Directive:
Answer with nothing but the number of lines that include the word "true".

(Records from a collection)
======

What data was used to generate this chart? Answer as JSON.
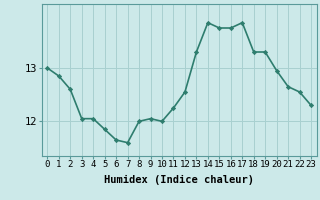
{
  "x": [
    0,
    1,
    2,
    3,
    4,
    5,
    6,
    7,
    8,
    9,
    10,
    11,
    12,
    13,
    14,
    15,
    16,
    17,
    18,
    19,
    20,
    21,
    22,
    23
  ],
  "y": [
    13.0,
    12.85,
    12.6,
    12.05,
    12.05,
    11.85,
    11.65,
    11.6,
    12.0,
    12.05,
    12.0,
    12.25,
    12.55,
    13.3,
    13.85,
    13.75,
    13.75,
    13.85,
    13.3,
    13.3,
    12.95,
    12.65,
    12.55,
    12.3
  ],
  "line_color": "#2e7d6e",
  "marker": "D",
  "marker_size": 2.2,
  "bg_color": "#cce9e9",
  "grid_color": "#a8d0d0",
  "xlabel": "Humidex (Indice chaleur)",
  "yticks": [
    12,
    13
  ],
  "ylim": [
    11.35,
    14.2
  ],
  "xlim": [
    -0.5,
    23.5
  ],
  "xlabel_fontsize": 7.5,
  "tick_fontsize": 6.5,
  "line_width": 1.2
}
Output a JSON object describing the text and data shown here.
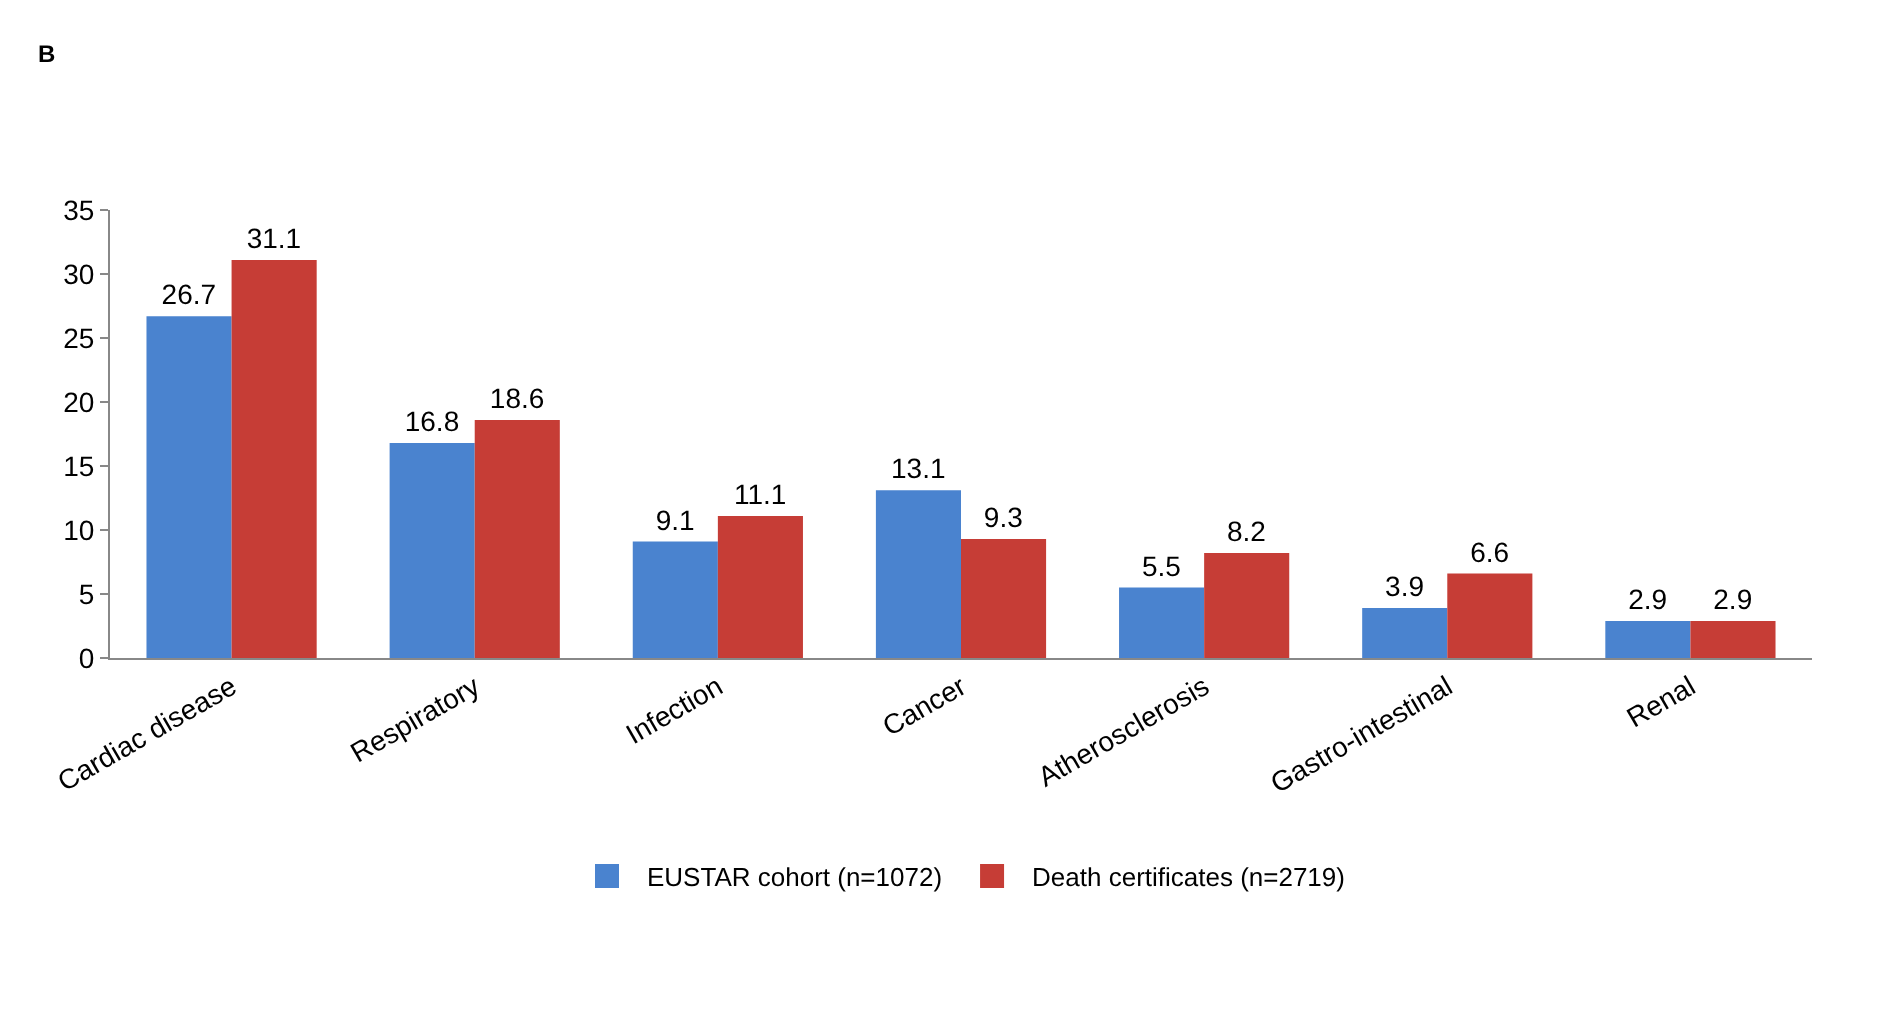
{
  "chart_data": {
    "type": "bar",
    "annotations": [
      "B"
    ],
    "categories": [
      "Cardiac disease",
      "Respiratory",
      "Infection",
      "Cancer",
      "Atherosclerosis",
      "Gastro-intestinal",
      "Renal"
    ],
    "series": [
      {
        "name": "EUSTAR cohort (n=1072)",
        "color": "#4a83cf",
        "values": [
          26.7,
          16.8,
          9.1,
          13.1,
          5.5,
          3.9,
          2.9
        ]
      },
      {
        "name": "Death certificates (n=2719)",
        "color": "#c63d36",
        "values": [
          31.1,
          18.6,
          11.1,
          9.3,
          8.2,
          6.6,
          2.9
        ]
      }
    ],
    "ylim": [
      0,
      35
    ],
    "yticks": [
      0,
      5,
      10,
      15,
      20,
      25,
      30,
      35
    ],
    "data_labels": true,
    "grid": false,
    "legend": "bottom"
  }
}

======

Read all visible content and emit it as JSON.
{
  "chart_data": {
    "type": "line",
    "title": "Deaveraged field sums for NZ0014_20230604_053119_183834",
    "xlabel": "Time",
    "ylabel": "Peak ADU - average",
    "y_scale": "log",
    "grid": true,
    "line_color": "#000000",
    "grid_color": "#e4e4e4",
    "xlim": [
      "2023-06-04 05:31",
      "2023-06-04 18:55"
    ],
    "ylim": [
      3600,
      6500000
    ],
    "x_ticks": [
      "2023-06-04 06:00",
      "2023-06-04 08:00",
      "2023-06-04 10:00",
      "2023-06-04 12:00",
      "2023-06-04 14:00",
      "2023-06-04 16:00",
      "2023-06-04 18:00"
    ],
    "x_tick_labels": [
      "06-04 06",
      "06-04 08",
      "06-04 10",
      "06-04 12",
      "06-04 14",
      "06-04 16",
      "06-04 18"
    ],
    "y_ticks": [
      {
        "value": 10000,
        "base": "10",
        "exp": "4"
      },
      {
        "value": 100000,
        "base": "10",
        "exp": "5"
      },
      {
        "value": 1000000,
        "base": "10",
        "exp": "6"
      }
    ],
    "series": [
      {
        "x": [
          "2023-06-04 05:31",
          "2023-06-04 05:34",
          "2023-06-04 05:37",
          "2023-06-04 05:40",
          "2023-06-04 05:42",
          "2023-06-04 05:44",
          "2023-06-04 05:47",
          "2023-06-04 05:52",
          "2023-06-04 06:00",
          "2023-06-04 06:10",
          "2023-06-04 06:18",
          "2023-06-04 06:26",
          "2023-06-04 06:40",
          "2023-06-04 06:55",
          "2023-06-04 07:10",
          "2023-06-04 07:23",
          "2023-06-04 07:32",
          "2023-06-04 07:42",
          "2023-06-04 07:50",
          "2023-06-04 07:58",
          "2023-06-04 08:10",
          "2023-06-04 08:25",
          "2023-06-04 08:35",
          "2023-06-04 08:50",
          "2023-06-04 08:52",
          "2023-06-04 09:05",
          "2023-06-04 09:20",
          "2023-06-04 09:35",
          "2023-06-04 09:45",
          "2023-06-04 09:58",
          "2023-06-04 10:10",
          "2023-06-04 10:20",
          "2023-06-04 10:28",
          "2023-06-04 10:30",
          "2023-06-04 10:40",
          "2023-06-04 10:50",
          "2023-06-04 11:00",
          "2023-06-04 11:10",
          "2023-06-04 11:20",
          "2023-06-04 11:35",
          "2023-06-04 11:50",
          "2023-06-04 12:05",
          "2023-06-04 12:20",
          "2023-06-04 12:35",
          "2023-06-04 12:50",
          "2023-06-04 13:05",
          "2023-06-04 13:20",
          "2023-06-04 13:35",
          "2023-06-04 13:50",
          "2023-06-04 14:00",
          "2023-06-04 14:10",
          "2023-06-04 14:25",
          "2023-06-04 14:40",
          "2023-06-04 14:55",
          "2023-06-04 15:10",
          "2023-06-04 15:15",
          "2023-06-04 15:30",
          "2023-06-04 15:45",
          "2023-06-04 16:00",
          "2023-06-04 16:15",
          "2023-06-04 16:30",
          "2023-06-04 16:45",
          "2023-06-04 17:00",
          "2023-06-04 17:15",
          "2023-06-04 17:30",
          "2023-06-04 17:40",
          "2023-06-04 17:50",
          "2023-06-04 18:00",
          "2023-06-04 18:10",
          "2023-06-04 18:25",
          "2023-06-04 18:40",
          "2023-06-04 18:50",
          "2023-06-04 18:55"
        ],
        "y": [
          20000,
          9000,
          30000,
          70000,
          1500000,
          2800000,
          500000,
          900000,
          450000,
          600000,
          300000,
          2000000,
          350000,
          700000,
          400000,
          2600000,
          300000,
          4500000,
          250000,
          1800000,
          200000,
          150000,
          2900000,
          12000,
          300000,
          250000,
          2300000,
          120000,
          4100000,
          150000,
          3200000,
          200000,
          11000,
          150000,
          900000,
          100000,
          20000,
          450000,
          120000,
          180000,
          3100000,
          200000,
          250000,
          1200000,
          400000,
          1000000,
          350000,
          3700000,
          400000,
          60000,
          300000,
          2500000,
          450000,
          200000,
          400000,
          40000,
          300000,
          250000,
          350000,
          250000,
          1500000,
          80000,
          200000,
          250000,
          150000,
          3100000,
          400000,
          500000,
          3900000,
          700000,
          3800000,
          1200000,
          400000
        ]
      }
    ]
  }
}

======

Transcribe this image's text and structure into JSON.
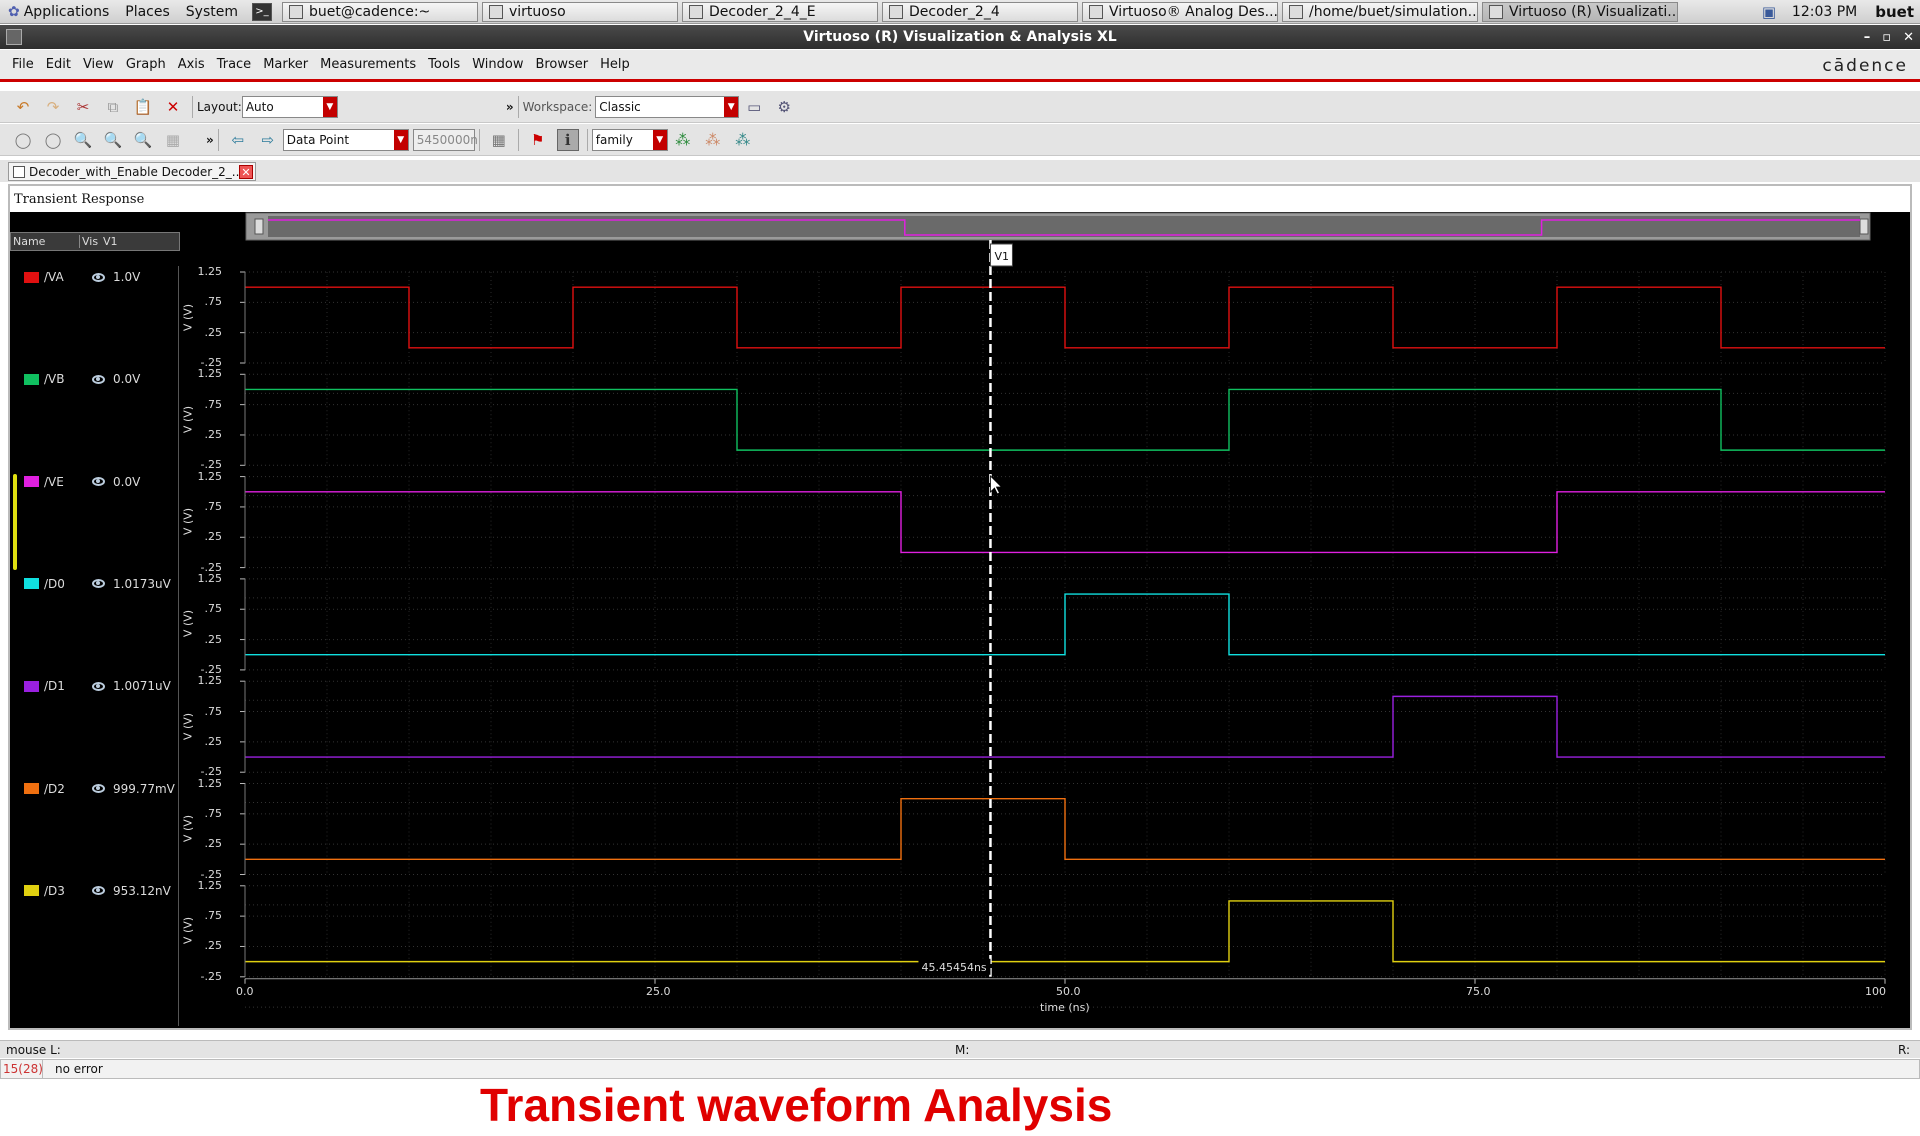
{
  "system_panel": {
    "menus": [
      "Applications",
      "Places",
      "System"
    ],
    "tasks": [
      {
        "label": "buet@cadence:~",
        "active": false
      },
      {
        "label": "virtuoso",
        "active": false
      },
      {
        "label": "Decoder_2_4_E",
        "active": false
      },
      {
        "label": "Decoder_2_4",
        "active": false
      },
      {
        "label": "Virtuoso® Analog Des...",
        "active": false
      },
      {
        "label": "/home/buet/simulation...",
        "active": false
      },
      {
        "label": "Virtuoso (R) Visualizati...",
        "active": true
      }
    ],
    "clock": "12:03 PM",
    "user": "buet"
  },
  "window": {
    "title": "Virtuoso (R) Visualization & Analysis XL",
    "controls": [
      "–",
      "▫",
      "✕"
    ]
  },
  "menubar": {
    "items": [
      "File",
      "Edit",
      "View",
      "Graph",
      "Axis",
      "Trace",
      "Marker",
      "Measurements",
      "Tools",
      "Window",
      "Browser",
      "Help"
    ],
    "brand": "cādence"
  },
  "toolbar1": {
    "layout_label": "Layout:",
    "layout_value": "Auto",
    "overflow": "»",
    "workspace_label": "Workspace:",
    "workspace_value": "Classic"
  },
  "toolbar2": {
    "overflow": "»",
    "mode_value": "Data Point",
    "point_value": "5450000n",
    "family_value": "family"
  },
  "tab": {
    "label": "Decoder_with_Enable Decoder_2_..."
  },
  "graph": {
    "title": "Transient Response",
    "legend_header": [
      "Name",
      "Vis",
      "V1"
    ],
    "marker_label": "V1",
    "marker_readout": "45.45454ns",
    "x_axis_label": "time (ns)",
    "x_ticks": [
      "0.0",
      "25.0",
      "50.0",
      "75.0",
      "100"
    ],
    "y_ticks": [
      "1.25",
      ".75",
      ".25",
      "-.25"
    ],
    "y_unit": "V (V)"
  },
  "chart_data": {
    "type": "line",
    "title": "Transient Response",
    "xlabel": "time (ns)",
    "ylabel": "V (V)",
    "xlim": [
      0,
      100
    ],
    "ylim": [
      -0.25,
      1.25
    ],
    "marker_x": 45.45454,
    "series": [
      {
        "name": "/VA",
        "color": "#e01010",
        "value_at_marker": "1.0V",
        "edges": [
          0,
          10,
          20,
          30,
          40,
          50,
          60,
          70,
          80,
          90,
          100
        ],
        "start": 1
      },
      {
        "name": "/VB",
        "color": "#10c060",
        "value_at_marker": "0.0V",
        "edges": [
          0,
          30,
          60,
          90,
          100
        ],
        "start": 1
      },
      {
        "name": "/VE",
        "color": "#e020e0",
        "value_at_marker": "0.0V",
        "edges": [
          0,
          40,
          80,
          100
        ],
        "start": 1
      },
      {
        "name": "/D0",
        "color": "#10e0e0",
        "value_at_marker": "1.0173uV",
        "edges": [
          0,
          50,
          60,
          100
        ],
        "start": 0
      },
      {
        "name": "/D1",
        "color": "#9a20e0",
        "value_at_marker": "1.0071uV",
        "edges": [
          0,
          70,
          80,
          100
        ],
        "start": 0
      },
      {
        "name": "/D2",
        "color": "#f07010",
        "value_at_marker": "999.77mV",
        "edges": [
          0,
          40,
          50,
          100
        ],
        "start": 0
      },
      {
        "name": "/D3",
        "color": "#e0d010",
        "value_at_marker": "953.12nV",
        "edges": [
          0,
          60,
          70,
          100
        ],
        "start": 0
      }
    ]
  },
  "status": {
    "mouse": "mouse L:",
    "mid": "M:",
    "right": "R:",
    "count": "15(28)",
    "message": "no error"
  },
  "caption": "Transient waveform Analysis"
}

======

Written answer:
3